• Work to be completed
Find and return each line containing "migration".

• Entries shown

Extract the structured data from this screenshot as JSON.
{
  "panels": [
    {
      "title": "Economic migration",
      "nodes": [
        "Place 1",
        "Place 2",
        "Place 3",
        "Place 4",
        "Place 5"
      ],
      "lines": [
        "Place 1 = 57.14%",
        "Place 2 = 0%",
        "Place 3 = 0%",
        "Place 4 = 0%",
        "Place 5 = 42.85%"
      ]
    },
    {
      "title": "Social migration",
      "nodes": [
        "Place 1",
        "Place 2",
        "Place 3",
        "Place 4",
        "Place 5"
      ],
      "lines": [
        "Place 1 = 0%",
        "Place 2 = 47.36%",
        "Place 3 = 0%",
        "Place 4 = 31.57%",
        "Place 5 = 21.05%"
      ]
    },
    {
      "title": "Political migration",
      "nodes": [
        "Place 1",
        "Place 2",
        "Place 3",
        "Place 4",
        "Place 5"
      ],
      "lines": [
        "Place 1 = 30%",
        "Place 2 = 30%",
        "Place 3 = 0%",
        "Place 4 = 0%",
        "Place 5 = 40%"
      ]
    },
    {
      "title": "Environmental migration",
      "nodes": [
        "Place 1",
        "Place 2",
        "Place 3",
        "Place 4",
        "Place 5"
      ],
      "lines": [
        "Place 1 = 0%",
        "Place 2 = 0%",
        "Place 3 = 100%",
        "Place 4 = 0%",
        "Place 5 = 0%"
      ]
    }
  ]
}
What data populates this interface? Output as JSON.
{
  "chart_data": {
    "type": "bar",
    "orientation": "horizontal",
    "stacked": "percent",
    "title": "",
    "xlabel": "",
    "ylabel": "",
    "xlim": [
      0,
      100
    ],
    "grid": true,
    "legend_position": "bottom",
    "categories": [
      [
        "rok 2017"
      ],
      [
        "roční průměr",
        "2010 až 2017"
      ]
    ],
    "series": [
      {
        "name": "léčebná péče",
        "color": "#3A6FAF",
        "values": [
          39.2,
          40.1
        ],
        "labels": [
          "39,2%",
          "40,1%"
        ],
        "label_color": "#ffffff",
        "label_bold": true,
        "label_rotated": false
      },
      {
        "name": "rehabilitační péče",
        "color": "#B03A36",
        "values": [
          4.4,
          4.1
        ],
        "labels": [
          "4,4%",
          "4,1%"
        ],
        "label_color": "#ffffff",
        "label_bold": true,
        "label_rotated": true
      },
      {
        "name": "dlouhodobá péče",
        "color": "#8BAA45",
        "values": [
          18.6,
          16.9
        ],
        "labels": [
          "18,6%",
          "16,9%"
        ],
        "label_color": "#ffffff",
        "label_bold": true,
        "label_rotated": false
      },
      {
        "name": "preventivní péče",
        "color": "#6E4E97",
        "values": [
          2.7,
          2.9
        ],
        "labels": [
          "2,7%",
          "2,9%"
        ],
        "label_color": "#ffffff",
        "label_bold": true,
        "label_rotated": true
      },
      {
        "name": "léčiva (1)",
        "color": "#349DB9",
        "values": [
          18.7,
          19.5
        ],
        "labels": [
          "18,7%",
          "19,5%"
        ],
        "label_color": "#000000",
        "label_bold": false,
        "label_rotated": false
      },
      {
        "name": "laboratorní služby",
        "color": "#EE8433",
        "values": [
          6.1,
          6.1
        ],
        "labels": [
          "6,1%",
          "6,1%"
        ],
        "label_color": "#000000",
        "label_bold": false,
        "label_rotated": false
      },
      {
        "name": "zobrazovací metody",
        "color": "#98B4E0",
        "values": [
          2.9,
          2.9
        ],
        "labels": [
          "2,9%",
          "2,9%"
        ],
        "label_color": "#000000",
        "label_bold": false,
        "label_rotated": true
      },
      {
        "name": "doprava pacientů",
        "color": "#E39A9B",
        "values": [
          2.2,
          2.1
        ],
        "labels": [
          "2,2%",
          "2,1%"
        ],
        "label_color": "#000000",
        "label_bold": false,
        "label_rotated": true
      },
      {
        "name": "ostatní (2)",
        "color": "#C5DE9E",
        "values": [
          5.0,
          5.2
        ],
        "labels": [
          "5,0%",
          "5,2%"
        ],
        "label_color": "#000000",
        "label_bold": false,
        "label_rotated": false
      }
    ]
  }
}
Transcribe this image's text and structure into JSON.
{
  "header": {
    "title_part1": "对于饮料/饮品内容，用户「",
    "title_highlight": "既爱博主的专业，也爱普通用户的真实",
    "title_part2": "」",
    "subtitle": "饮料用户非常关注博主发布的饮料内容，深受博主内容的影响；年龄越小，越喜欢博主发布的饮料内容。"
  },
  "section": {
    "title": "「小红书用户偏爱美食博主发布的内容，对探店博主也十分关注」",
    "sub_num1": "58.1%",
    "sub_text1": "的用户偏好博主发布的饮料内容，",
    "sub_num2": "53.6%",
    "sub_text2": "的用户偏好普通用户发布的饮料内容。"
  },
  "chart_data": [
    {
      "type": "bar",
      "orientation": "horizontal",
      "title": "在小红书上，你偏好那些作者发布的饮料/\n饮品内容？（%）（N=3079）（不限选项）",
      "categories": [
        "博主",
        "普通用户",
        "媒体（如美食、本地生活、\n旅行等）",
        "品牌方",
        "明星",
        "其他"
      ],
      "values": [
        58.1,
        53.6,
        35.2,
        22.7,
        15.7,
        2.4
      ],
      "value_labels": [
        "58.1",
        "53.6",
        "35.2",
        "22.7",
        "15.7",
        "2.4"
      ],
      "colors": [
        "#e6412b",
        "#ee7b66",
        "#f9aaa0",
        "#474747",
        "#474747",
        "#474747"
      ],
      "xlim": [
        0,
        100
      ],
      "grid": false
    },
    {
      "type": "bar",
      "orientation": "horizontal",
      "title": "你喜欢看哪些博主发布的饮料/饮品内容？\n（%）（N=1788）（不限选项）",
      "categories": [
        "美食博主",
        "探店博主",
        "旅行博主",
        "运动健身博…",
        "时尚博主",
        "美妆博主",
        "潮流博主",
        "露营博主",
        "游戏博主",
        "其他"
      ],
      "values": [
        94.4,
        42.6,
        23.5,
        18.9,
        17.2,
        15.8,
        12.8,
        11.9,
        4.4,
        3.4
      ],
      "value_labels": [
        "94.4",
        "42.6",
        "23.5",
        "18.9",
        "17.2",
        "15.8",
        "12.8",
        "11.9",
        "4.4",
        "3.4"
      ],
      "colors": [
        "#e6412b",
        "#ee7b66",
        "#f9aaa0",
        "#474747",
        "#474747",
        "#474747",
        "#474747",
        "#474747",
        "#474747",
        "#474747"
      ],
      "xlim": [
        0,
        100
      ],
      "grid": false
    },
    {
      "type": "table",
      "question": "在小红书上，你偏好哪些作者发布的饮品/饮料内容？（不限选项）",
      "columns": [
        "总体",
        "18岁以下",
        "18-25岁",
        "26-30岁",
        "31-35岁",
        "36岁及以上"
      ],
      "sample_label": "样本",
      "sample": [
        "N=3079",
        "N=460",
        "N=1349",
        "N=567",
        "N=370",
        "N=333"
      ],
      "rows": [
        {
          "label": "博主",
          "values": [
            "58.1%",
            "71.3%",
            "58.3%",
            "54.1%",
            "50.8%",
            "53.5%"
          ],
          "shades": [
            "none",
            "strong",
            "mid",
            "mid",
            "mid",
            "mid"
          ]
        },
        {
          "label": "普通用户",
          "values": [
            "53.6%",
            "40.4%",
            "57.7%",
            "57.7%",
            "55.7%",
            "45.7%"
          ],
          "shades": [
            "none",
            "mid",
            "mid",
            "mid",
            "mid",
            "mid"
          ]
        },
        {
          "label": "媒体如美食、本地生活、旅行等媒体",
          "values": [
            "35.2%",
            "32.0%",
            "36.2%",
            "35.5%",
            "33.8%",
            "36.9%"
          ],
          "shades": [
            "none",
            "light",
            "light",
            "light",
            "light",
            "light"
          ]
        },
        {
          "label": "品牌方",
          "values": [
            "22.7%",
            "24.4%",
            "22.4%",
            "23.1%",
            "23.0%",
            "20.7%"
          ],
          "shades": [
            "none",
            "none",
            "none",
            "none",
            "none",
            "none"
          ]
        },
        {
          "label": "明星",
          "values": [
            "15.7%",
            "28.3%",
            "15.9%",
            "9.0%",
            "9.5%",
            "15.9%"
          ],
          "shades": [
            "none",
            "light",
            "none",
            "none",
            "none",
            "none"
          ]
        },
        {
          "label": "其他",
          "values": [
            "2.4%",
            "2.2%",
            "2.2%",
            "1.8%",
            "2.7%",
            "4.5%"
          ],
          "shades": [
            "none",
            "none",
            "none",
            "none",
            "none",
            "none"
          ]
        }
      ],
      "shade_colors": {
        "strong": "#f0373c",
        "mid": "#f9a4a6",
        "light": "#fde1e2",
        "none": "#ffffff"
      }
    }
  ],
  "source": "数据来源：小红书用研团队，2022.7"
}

• Problem solution
      "title": "Economic migration",
      "title": "Social migration",
      "title": "Political migration",
      "title": "Environmental migration",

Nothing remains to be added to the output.